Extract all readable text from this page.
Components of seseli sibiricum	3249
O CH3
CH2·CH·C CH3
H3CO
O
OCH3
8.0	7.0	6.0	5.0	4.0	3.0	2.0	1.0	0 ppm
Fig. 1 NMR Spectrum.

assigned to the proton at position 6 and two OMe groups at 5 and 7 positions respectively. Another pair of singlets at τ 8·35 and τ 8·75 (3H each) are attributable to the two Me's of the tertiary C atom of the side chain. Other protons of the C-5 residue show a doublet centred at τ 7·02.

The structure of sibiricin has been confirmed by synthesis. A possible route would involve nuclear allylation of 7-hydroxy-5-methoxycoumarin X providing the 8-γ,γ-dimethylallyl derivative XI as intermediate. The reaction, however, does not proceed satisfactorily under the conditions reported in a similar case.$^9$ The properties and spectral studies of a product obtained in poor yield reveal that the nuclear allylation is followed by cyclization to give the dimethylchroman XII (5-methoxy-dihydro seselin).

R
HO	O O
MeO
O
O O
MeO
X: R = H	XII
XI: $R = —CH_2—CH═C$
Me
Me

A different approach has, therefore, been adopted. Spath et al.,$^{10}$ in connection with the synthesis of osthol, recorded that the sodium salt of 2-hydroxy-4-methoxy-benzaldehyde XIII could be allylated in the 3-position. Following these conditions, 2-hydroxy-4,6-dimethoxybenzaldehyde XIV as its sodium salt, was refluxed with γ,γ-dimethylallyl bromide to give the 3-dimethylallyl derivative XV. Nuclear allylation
+--
▶ Exercise task:
Transcribe the data. Leave every line exactly as it is.

▶ Solution for this problem:
Extract all readable text from this page.
Components of seseli sibiricum	3249
O CH3
CH2·CH·C CH3
H3CO
O
OCH3
8.0	7.0	6.0	5.0	4.0	3.0	2.0	1.0	0 ppm
Fig. 1 NMR Spectrum.

assigned to the proton at position 6 and two OMe groups at 5 and 7 positions respectively. Another pair of singlets at τ 8·35 and τ 8·75 (3H each) are attributable to the two Me's of the tertiary C atom of the side chain. Other protons of the C-5 residue show a doublet centred at τ 7·02.

The structure of sibiricin has been confirmed by synthesis. A possible route would involve nuclear allylation of 7-hydroxy-5-methoxycoumarin X providing the 8-γ,γ-dimethylallyl derivative XI as intermediate. The reaction, however, does not proceed satisfactorily under the conditions reported in a similar case.$^9$ The properties and spectral studies of a product obtained in poor yield reveal that the nuclear allylation is followed by cyclization to give the dimethylchroman XII (5-methoxy-dihydro seselin).

R
HO	O O
MeO
O
O O
MeO
X: R = H	XII
XI: $R = —CH_2—CH═C$
Me
Me

A different approach has, therefore, been adopted. Spath et al.,$^{10}$ in connection with the synthesis of osthol, recorded that the sodium salt of 2-hydroxy-4-methoxy-benzaldehyde XIII could be allylated in the 3-position. Following these conditions, 2-hydroxy-4,6-dimethoxybenzaldehyde XIV as its sodium salt, was refluxed with γ,γ-dimethylallyl bromide to give the 3-dimethylallyl derivative XV. Nuclear allylation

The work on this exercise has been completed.